Exercise details: Copy the records below exactly, leaving out any pictures.

____ The records

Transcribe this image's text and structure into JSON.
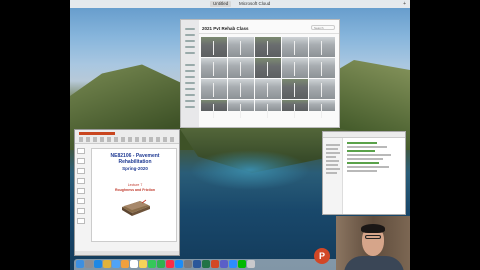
{
  "menubar": {
    "tabs": [
      {
        "label": "Untitled",
        "active": true
      },
      {
        "label": "Microsoft Cloud",
        "active": false
      }
    ],
    "add_tab_icon": "+"
  },
  "photos_window": {
    "title": "2021 Pvt Rehab Class",
    "search_placeholder": "Search"
  },
  "powerpoint": {
    "slide_title_line1": "NE82106 - Pavement Rehabilitation",
    "slide_title_line2": "Spring-2020",
    "lecture": "Lecture 7",
    "topic": "Roughness and Friction",
    "app_icon": "P"
  },
  "colors": {
    "slide_title": "#1f3a93",
    "slide_accent": "#c0392b",
    "powerpoint_brand": "#d24726"
  },
  "icons": [
    "finder-icon",
    "launchpad-icon",
    "safari-icon",
    "chrome-icon",
    "mail-icon",
    "photos-icon",
    "calendar-icon",
    "notes-icon",
    "messages-icon",
    "facetime-icon",
    "music-icon",
    "app-store-icon",
    "settings-icon",
    "word-icon",
    "excel-icon",
    "powerpoint-icon",
    "teams-icon",
    "zoom-icon",
    "line-icon",
    "trash-icon"
  ]
}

________

Output of the task:
Transcribe this image's text and structure into JSON.
{
  "menubar": {
    "tabs": [
      {
        "label": "Untitled",
        "active": true
      },
      {
        "label": "Microsoft Cloud",
        "active": false
      }
    ],
    "add_tab_icon": "+"
  },
  "photos_window": {
    "title": "2021 Pvt Rehab Class",
    "search_placeholder": "Search"
  },
  "powerpoint": {
    "slide_title_line1": "NE82106 - Pavement Rehabilitation",
    "slide_title_line2": "Spring-2020",
    "lecture": "Lecture 7",
    "topic": "Roughness and Friction",
    "app_icon": "P"
  },
  "colors": {
    "slide_title": "#1f3a93",
    "slide_accent": "#c0392b",
    "powerpoint_brand": "#d24726"
  },
  "icons": [
    "finder-icon",
    "launchpad-icon",
    "safari-icon",
    "chrome-icon",
    "mail-icon",
    "photos-icon",
    "calendar-icon",
    "notes-icon",
    "messages-icon",
    "facetime-icon",
    "music-icon",
    "app-store-icon",
    "settings-icon",
    "word-icon",
    "excel-icon",
    "powerpoint-icon",
    "teams-icon",
    "zoom-icon",
    "line-icon",
    "trash-icon"
  ]
}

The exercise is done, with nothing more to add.